-- Begin TASK INPUTS --

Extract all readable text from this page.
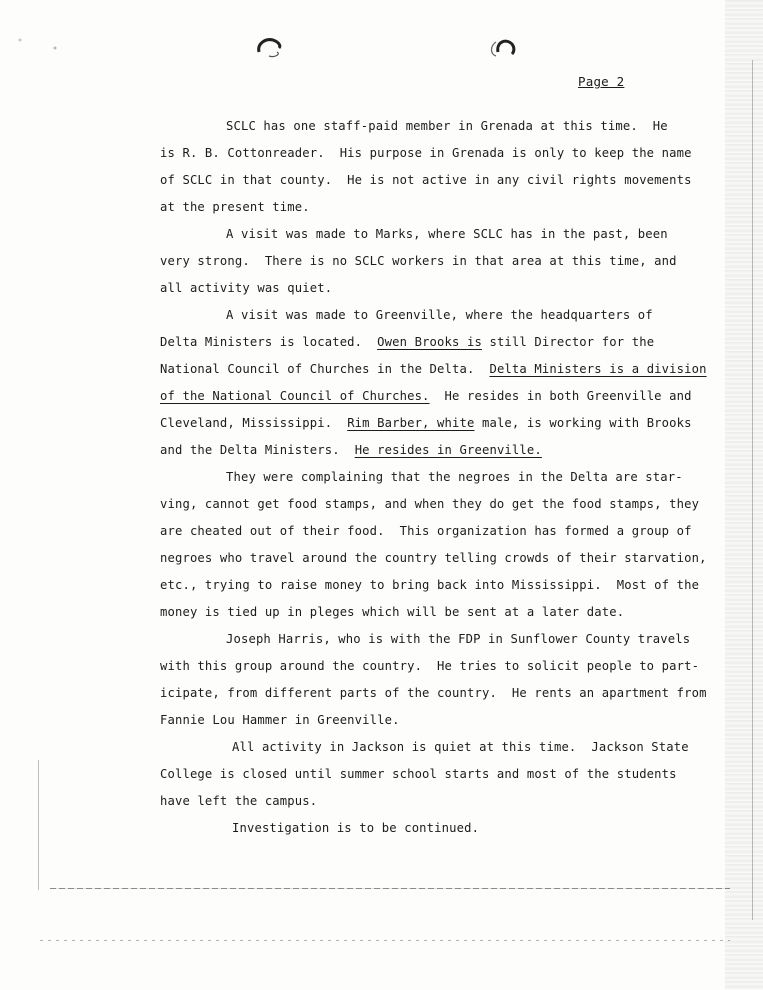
Page 2
SCLC has one staff-paid member in Grenada at this time.  He
is R. B. Cottonreader.  His purpose in Grenada is only to keep the name
of SCLC in that county.  He is not active in any civil rights movements
at the present time.
A visit was made to Marks, where SCLC has in the past, been
very strong.  There is no SCLC workers in that area at this time, and
all activity was quiet.
A visit was made to Greenville, where the headquarters of
Delta Ministers is located.  Owen Brooks is still Director for the
National Council of Churches in the Delta.  Delta Ministers is a division
of the National Council of Churches.  He resides in both Greenville and
Cleveland, Mississippi.  Rim Barber, white male, is working with Brooks
and the Delta Ministers.  He resides in Greenville.
They were complaining that the negroes in the Delta are star-
ving, cannot get food stamps, and when they do get the food stamps, they
are cheated out of their food.  This organization has formed a group of
negroes who travel around the country telling crowds of their starvation,
etc., trying to raise money to bring back into Mississippi.  Most of the
money is tied up in pleges which will be sent at a later date.
Joseph Harris, who is with the FDP in Sunflower County travels
with this group around the country.  He tries to solicit people to part-
icipate, from different parts of the country.  He rents an apartment from
Fannie Lou Hammer in Greenville.
All activity in Jackson is quiet at this time.  Jackson State
College is closed until summer school starts and most of the students
have left the campus.
Investigation is to be continued.
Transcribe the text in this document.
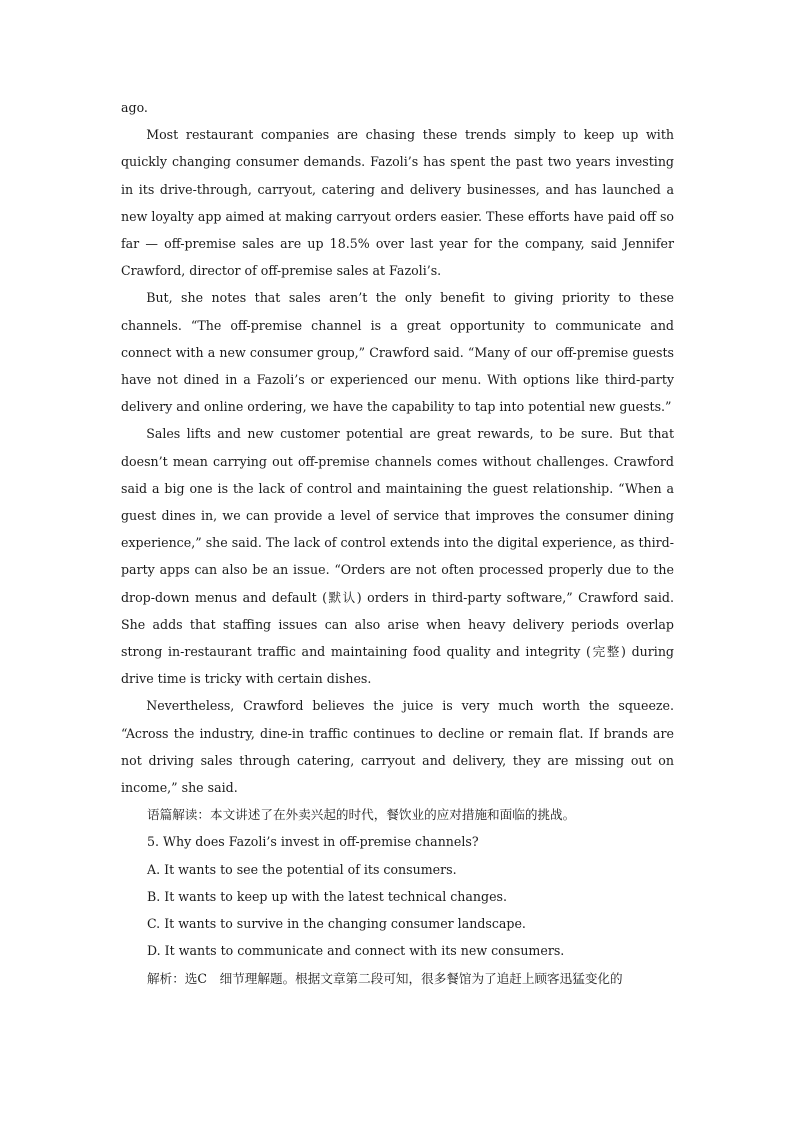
ago.

Most restaurant companies are chasing these trends simply to keep up with quickly changing consumer demands. Fazoli’s has spent the past two years investing in its drive-through, carryout, catering and delivery businesses, and has launched a new loyalty app aimed at making carryout orders easier. These efforts have paid off so far — off-premise sales are up 18.5% over last year for the company, said Jennifer Crawford, director of off-premise sales at Fazoli’s.

But, she notes that sales aren’t the only benefit to giving priority to these channels. “The off-premise channel is a great opportunity to communicate and connect with a new consumer group,” Crawford said. “Many of our off-premise guests have not dined in a Fazoli’s or experienced our menu. With options like third-party delivery and online ordering, we have the capability to tap into potential new guests.”

Sales lifts and new customer potential are great rewards, to be sure. But that doesn’t mean carrying out off-premise channels comes without challenges. Crawford said a big one is the lack of control and maintaining the guest relationship. “When a guest dines in, we can provide a level of service that improves the consumer dining experience,” she said. The lack of control extends into the digital experience, as third-party apps can also be an issue. “Orders are not often processed properly due to the drop-down menus and default (默认) orders in third-party software,” Crawford said. She adds that staffing issues can also arise when heavy delivery periods overlap strong in-restaurant traffic and maintaining food quality and integrity (完整) during drive time is tricky with certain dishes.

Nevertheless, Crawford believes the juice is very much worth the squeeze. “Across the industry, dine-in traffic continues to decline or remain flat. If brands are not driving sales through catering, carryout and delivery, they are missing out on income,” she said.

语篇解读：本文讲述了在外卖兴起的时代，餐饮业的应对措施和面临的挑战。

5. Why does Fazoli’s invest in off-premise channels?

A. It wants to see the potential of its consumers.

B. It wants to keep up with the latest technical changes.

C. It wants to survive in the changing consumer landscape.

D. It wants to communicate and connect with its new consumers.

解析：选C　细节理解题。根据文章第二段可知，很多餐馆为了追赶上顾客迅猛变化的
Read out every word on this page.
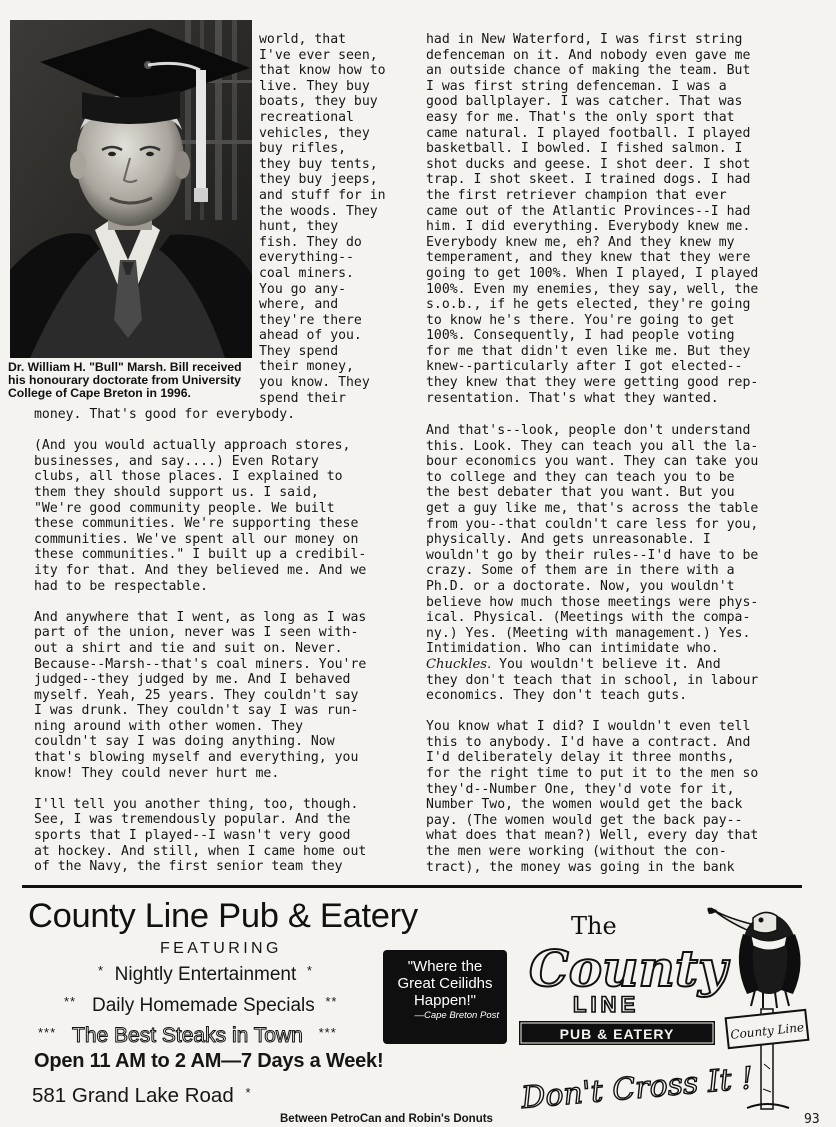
Dr. William H. "Bull" Marsh. Bill received
his honourary doctorate from University
College of Cape Breton in 1996.
world, that
I've ever seen,
that know how to
live. They buy
boats, they buy
recreational
vehicles, they
buy rifles,
they buy tents,
they buy jeeps,
and stuff for in
the woods. They
hunt, they
fish. They do
everything--
coal miners.
You go any-
where, and
they're there
ahead of you.
They spend
their money,
you know. They
spend their
money. That's good for everybody.
(And you would actually approach stores,
businesses, and say....) Even Rotary
clubs, all those places. I explained to
them they should support us. I said,
"We're good community people. We built
these communities. We're supporting these
communities. We've spent all our money on
these communities." I built up a credibil-
ity for that. And they believed me. And we
had to be respectable.
And anywhere that I went, as long as I was
part of the union, never was I seen with-
out a shirt and tie and suit on. Never.
Because--Marsh--that's coal miners. You're
judged--they judged by me. And I behaved
myself. Yeah, 25 years. They couldn't say
I was drunk. They couldn't say I was run-
ning around with other women. They
couldn't say I was doing anything. Now
that's blowing myself and everything, you
know! They could never hurt me.
I'll tell you another thing, too, though.
See, I was tremendously popular. And the
sports that I played--I wasn't very good
at hockey. And still, when I came home out
of the Navy, the first senior team they
had in New Waterford, I was first string
defenceman on it. And nobody even gave me
an outside chance of making the team. But
I was first string defenceman. I was a
good ballplayer. I was catcher. That was
easy for me. That's the only sport that
came natural. I played football. I played
basketball. I bowled. I fished salmon. I
shot ducks and geese. I shot deer. I shot
trap. I shot skeet. I trained dogs. I had
the first retriever champion that ever
came out of the Atlantic Provinces--I had
him. I did everything. Everybody knew me.
Everybody knew me, eh? And they knew my
temperament, and they knew that they were
going to get 100%. When I played, I played
100%. Even my enemies, they say, well, the
s.o.b., if he gets elected, they're going
to know he's there. You're going to get
100%. Consequently, I had people voting
for me that didn't even like me. But they
knew--particularly after I got elected--
they knew that they were getting good rep-
resentation. That's what they wanted.
And that's--look, people don't understand
this. Look. They can teach you all the la-
bour economics you want. They can take you
to college and they can teach you to be
the best debater that you want. But you
get a guy like me, that's across the table
from you--that couldn't care less for you,
physically. And gets unreasonable. I
wouldn't go by their rules--I'd have to be
crazy. Some of them are in there with a
Ph.D. or a doctorate. Now, you wouldn't
believe how much those meetings were phys-
ical. Physical. (Meetings with the compa-
ny.) Yes. (Meeting with management.) Yes.
Intimidation. Who can intimidate who.
Chuckles. You wouldn't believe it. And
they don't teach that in school, in labour
economics. They don't teach guts.
You know what I did? I wouldn't even tell
this to anybody. I'd have a contract. And
I'd deliberately delay it three months,
for the right time to put it to the men so
they'd--Number One, they'd vote for it,
Number Two, the women would get the back
pay. (The women would get the back pay--
what does that mean?) Well, every day that
the men were working (without the con-
tract), the money was going in the bank
County Line Pub & Eatery
FEATURING
* Nightly Entertainment *
** Daily Homemade Specials **
*** The Best Steaks in Town ***
"Where the
Great Ceilidhs
Happen!"
—Cape Breton Post
Open 11 AM to 2 AM—7 Days a Week!
581 Grand Lake Road *
Between PetroCan and Robin's Donuts
The
County
LINE
PUB & EATERY	County Line
Don't Cross It !
93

-- End TASK INPUTS --

WRITTEN REQUEST |
List all lines where "know" occurs.

REPLY TO THE TASK |
that know how to
you know. They
know! They could never hurt me.
to know he's there. You're going to get
You know what I did? I wouldn't even tell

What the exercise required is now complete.